(Entries from a visual dataset)
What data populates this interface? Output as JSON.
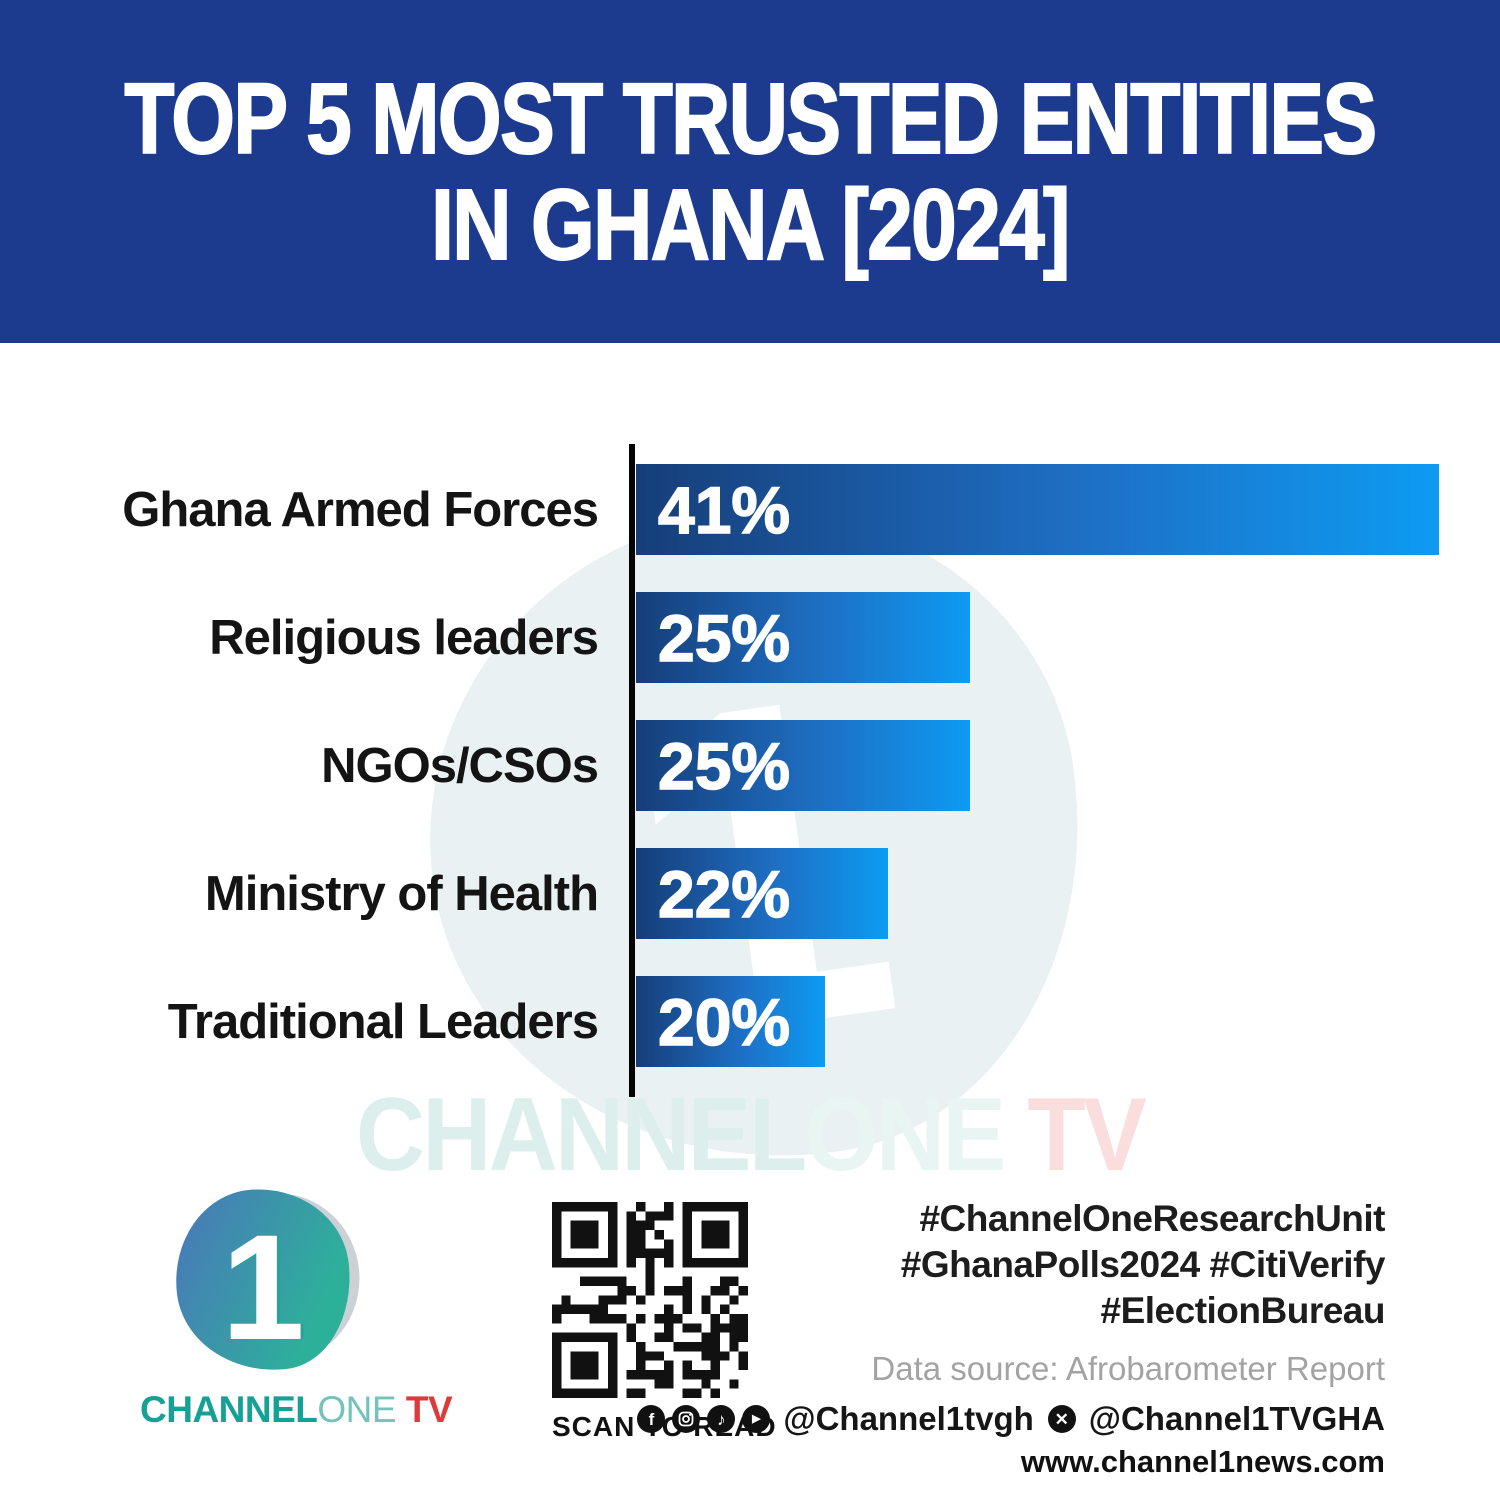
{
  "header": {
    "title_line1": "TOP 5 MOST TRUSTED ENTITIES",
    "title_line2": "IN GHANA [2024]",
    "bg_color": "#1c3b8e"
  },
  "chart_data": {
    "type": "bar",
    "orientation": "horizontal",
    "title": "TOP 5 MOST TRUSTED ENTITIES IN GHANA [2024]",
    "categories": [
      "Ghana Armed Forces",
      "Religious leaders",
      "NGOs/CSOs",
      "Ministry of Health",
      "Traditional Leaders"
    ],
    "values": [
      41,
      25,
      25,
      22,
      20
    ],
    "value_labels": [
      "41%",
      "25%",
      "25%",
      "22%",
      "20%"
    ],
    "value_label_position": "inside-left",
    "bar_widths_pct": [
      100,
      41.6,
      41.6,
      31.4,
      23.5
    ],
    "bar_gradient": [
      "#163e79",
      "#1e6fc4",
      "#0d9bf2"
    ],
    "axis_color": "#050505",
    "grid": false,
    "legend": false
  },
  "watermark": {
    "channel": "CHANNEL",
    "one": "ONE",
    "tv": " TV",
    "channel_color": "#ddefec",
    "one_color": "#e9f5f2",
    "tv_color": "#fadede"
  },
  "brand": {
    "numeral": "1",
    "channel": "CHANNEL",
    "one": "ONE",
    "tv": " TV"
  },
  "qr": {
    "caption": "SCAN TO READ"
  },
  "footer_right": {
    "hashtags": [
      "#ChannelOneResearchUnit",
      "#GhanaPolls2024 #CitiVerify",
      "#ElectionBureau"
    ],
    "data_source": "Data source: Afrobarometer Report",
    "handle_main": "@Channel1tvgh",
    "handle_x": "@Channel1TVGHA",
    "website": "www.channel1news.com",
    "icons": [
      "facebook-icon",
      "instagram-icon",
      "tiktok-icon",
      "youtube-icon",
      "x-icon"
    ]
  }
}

● **Work required**
Nothing but the pictures may be dropped; output the records above exactly.

● **Reply**
What data populates this interface? Output as JSON.
{
  "header": {
    "title_line1": "TOP 5 MOST TRUSTED ENTITIES",
    "title_line2": "IN GHANA [2024]",
    "bg_color": "#1c3b8e"
  },
  "chart_data": {
    "type": "bar",
    "orientation": "horizontal",
    "title": "TOP 5 MOST TRUSTED ENTITIES IN GHANA [2024]",
    "categories": [
      "Ghana Armed Forces",
      "Religious leaders",
      "NGOs/CSOs",
      "Ministry of Health",
      "Traditional Leaders"
    ],
    "values": [
      41,
      25,
      25,
      22,
      20
    ],
    "value_labels": [
      "41%",
      "25%",
      "25%",
      "22%",
      "20%"
    ],
    "value_label_position": "inside-left",
    "bar_widths_pct": [
      100,
      41.6,
      41.6,
      31.4,
      23.5
    ],
    "bar_gradient": [
      "#163e79",
      "#1e6fc4",
      "#0d9bf2"
    ],
    "axis_color": "#050505",
    "grid": false,
    "legend": false
  },
  "watermark": {
    "channel": "CHANNEL",
    "one": "ONE",
    "tv": " TV",
    "channel_color": "#ddefec",
    "one_color": "#e9f5f2",
    "tv_color": "#fadede"
  },
  "brand": {
    "numeral": "1",
    "channel": "CHANNEL",
    "one": "ONE",
    "tv": " TV"
  },
  "qr": {
    "caption": "SCAN TO READ"
  },
  "footer_right": {
    "hashtags": [
      "#ChannelOneResearchUnit",
      "#GhanaPolls2024 #CitiVerify",
      "#ElectionBureau"
    ],
    "data_source": "Data source: Afrobarometer Report",
    "handle_main": "@Channel1tvgh",
    "handle_x": "@Channel1TVGHA",
    "website": "www.channel1news.com",
    "icons": [
      "facebook-icon",
      "instagram-icon",
      "tiktok-icon",
      "youtube-icon",
      "x-icon"
    ]
  }
}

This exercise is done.